>> BEGIN PAGE

The global steel market is depressed at the moment as circumstances are becoming more difficult. It has become a buyer's market and is difficult to secure orders at reasonable prices. The problem lies more on the demand side rather than with supply, and, therefore, it might take longer for a balance to be reached.

Steel prices to plunge amid falling raw material prices

The key raw material prices that includes iron ore and coking coal have dropped by 25% and 10% respectively in time span of 30 days. Iron ore has collapsed from the recent highs of USD 120/MT at the end of July to levels of around USD 85/MT. The cost of steel production at BOF mills has come down to around USD 240/MT level. Also It is difficult to increase steel prices because there is insufficient growth in demand for steel and the new iron ore and coking coal prices are allowing steel mills to offer steel at USD 400/MT without incurring losses.

Trade protectionism has helped U.S. steel sector to stabilize

U.S.'s steel sector is stable at present. The domestic steel mills that are enjoying trade protectionism of 25% against imports are not keeping their domestic prices very high and are adjusting to keep them at par with the imported material, thus keep imports at bay. However, the trend of trade restrictions initiated by U.S. last year have gripped various other countries also despite negative or positive impact of the same being assessed.

Gloomy days for EU steel sector

Production cuts have become more pronounced over the past month as industry and construction in Europe is not ramping up to the same extent as last year. Currencies have been moving a lot in spite of geopolitics, central bank monetary easing and Brexit.
With the quota allowed for imports exhausted and given the lack of a significant threat to EU mills from other third countries, EU prices should have increased after the summer holidays. However, the recent downward trend of ferrous scrap and iron ore prices is putting a lot of pressure on the EU steel markets and it is difficult to expect any real improvements in the prices until next year.

>> END PAGE
>> BEGIN RECORD LIST

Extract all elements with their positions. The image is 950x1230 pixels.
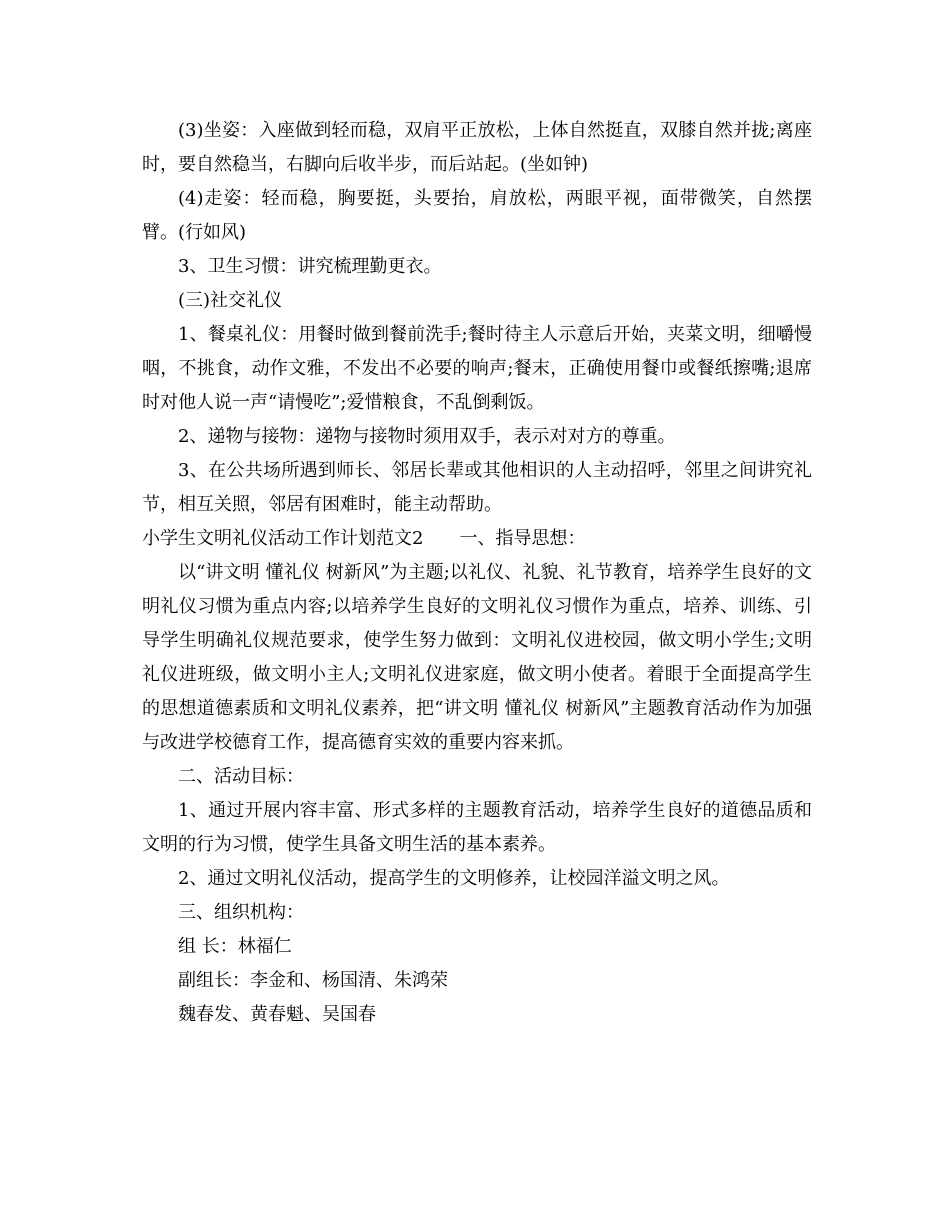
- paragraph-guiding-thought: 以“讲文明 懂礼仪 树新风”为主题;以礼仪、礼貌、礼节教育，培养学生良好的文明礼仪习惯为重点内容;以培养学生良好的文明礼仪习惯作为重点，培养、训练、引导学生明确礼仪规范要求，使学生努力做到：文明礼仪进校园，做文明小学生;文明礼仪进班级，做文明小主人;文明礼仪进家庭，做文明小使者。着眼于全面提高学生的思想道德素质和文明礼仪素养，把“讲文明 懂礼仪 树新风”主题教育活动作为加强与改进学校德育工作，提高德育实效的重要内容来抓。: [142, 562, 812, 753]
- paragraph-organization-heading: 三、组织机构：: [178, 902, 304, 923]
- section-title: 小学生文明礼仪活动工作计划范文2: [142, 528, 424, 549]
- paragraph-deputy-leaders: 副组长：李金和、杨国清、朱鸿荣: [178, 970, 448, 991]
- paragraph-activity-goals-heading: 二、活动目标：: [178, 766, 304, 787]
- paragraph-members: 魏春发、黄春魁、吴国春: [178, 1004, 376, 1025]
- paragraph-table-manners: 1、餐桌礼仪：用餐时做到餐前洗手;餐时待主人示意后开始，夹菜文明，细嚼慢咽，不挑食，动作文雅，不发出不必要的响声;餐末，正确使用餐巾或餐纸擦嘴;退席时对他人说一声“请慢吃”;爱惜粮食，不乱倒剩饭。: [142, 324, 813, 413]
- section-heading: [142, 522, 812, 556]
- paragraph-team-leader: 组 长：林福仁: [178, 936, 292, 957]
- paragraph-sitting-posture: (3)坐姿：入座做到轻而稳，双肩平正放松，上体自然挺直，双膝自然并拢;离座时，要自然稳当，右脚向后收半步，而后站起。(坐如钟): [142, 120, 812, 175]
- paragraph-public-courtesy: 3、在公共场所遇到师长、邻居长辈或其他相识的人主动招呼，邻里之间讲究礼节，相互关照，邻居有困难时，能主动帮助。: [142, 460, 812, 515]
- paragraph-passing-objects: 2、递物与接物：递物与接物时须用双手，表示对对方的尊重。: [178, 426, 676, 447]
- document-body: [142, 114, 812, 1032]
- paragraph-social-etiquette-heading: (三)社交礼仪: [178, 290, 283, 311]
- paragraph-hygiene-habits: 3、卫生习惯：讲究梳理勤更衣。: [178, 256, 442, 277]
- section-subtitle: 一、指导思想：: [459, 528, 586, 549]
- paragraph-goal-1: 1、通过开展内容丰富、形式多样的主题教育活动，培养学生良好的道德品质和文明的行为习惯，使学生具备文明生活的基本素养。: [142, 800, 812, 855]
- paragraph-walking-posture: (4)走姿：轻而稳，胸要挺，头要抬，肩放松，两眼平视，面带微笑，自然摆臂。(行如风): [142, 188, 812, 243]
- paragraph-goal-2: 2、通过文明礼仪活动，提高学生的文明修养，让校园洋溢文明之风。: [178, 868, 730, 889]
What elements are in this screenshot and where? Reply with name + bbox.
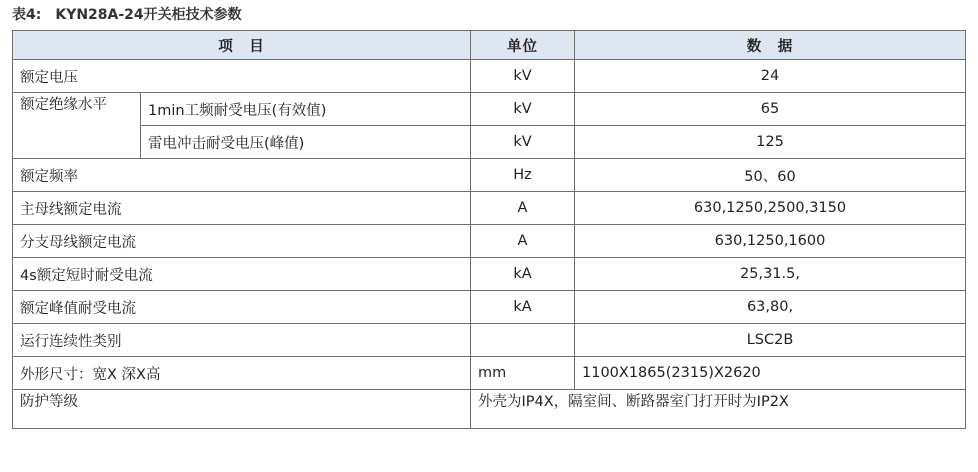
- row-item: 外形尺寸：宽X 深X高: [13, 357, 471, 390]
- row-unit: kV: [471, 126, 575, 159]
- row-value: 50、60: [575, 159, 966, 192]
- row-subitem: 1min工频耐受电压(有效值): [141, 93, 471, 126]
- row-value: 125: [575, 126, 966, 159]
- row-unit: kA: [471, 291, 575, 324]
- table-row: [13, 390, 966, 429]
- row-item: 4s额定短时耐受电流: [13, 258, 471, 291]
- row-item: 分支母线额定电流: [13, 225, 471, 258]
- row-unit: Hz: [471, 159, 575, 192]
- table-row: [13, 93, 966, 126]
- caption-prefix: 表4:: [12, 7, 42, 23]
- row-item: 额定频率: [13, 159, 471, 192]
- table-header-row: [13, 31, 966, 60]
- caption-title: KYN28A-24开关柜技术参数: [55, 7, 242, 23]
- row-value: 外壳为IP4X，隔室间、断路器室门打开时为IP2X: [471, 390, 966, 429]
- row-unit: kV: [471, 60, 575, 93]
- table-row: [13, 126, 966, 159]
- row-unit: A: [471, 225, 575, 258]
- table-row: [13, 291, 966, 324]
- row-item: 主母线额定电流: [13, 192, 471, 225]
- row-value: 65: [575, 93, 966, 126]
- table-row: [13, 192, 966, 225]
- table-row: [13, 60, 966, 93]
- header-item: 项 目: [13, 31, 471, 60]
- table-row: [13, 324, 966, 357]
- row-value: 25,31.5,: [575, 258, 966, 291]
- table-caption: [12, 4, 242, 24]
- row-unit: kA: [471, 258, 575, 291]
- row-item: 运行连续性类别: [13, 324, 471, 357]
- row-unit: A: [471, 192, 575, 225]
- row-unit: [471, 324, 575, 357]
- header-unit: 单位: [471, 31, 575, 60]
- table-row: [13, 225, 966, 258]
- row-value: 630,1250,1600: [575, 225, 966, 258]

>> END RECORD LIST

• [TO DO]:
A. Using the steel market report, decide whether each statement agrees with it: (i) iron ore prices fell by 25% within 30 days; (ii) U.S. domestic mills are keeping their prices very high; (iii) the market's problem lies more with supply than with demand. Answer yes or no for each and quote the words of the report that decide it.
B. List every raw material that the steel market report names as having a falling price.
C. Pick up the steel market report after its last sentence and carry it forward.

• [OUTPUTS IN ORDER]:
A.
(i) Yes: "iron ore and coking coal have dropped by 25% and 10% respectively in time span of 30 days"
(ii) No: "are not keeping their domestic prices very high"
(iii) No: "The problem lies more on the demand side rather than with supply"

B. Iron ore, coking coal, ferrous scrap

C.
China has strong domestic consumption; trade war full-fledged impact yet to be seen

According to the reports, the country's steel exports have fallen thus indicating that the domestic steel consumption in China is at levels higher despite the escalating trade war, which is something of a relief. Low interest rates will surely have a positive impact on the market, but the fact that the trade dispute escalation has not yet become a full-fledged trade war is probably the only positive factor for the market at the moment. However, slowly but surely, all countries are creating their own defenses under safeguard protection and are going in that direction which may effect the Chinese steel output in the coming months ahead.

Turkish exporters continue to struggle

The EU market will be entirely closed to Turkish exports until next April which means that exports from Turkey will inevitably slow down. Turkish exports to the U.S. market have resumed for just a couple of players but sales are still deemed risky due to the difficulties in predicting the next move on the US side. The top three markets for Turkish rebar exports have been Yemen, Israel and Singapore, which do not provide security and confidence for the long term.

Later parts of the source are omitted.